**Information supplied**

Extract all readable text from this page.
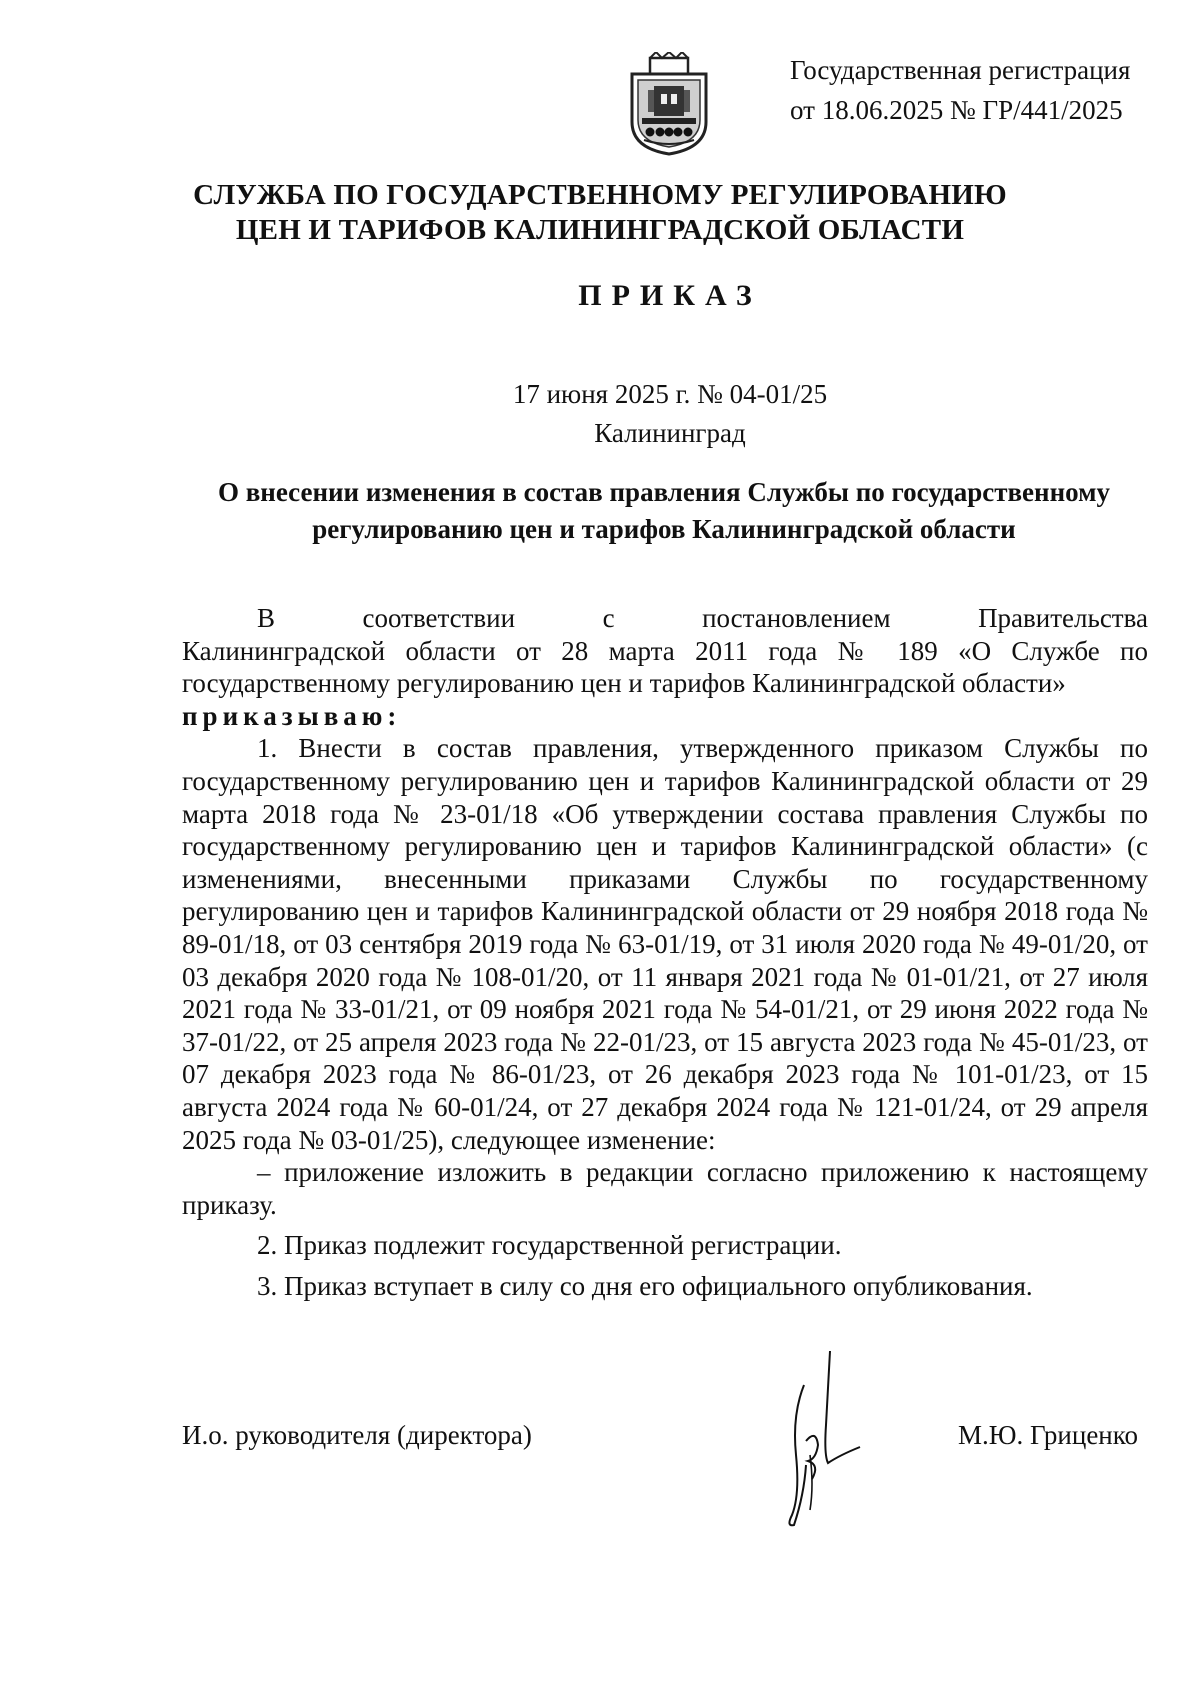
Государственная регистрация
от 18.06.2025 № ГР/441/2025
СЛУЖБА ПО ГОСУДАРСТВЕННОМУ РЕГУЛИРОВАНИЮ
ЦЕН И ТАРИФОВ КАЛИНИНГРАДСКОЙ ОБЛАСТИ
ПРИКАЗ
17 июня 2025 г. № 04-01/25
Калининград
О внесении изменения в состав правления Службы по государственному
регулированию цен и тарифов Калининградской области
В	соответствии	с	постановлением	Правительства

Калининградской области от 28 марта 2011 года № 189 «О Службе по государственному регулированию цен и тарифов Калининградской области»

приказываю:

1. Внести в состав правления, утвержденного приказом Службы по государственному регулированию цен и тарифов Калининградской области от 29 марта 2018 года № 23-01/18 «Об утверждении состава правления Службы по государственному регулированию цен и тарифов Калининградской области» (с изменениями, внесенными приказами Службы по государственному регулированию цен и тарифов Калининградской области от 29 ноября 2018 года № 89-01/18, от 03 сентября 2019 года № 63-01/19, от 31 июля 2020 года № 49-01/20, от 03 декабря 2020 года № 108-01/20, от 11 января 2021 года № 01-01/21, от 27 июля 2021 года № 33-01/21, от 09 ноября 2021 года № 54-01/21, от 29 июня 2022 года № 37-01/22, от 25 апреля 2023 года № 22-01/23, от 15 августа 2023 года № 45-01/23, от 07 декабря 2023 года № 86-01/23, от 26 декабря 2023 года № 101-01/23, от 15 августа 2024 года № 60-01/24, от 27 декабря 2024 года № 121-01/24, от 29 апреля 2025 года № 03-01/25), следующее изменение:

– приложение изложить в редакции согласно приложению к настоящему приказу.

2. Приказ подлежит государственной регистрации.

3. Приказ вступает в силу со дня его официального опубликования.

И.о. руководителя (директора)	М.Ю. Гриценко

**Aim of the task**
Pictures are excluded; copy all other data exactly as shown.

**Full answer**
Extract all readable text from this page.
Государственная регистрация
от 18.06.2025 № ГР/441/2025
СЛУЖБА ПО ГОСУДАРСТВЕННОМУ РЕГУЛИРОВАНИЮ
ЦЕН И ТАРИФОВ КАЛИНИНГРАДСКОЙ ОБЛАСТИ
ПРИКАЗ
17 июня 2025 г. № 04-01/25
Калининград
О внесении изменения в состав правления Службы по государственному
регулированию цен и тарифов Калининградской области
В	соответствии	с	постановлением	Правительства

Калининградской области от 28 марта 2011 года № 189 «О Службе по государственному регулированию цен и тарифов Калининградской области»

приказываю:

1. Внести в состав правления, утвержденного приказом Службы по государственному регулированию цен и тарифов Калининградской области от 29 марта 2018 года № 23-01/18 «Об утверждении состава правления Службы по государственному регулированию цен и тарифов Калининградской области» (с изменениями, внесенными приказами Службы по государственному регулированию цен и тарифов Калининградской области от 29 ноября 2018 года № 89-01/18, от 03 сентября 2019 года № 63-01/19, от 31 июля 2020 года № 49-01/20, от 03 декабря 2020 года № 108-01/20, от 11 января 2021 года № 01-01/21, от 27 июля 2021 года № 33-01/21, от 09 ноября 2021 года № 54-01/21, от 29 июня 2022 года № 37-01/22, от 25 апреля 2023 года № 22-01/23, от 15 августа 2023 года № 45-01/23, от 07 декабря 2023 года № 86-01/23, от 26 декабря 2023 года № 101-01/23, от 15 августа 2024 года № 60-01/24, от 27 декабря 2024 года № 121-01/24, от 29 апреля 2025 года № 03-01/25), следующее изменение:

– приложение изложить в редакции согласно приложению к настоящему приказу.

2. Приказ подлежит государственной регистрации.

3. Приказ вступает в силу со дня его официального опубликования.

И.о. руководителя (директора)	М.Ю. Гриценко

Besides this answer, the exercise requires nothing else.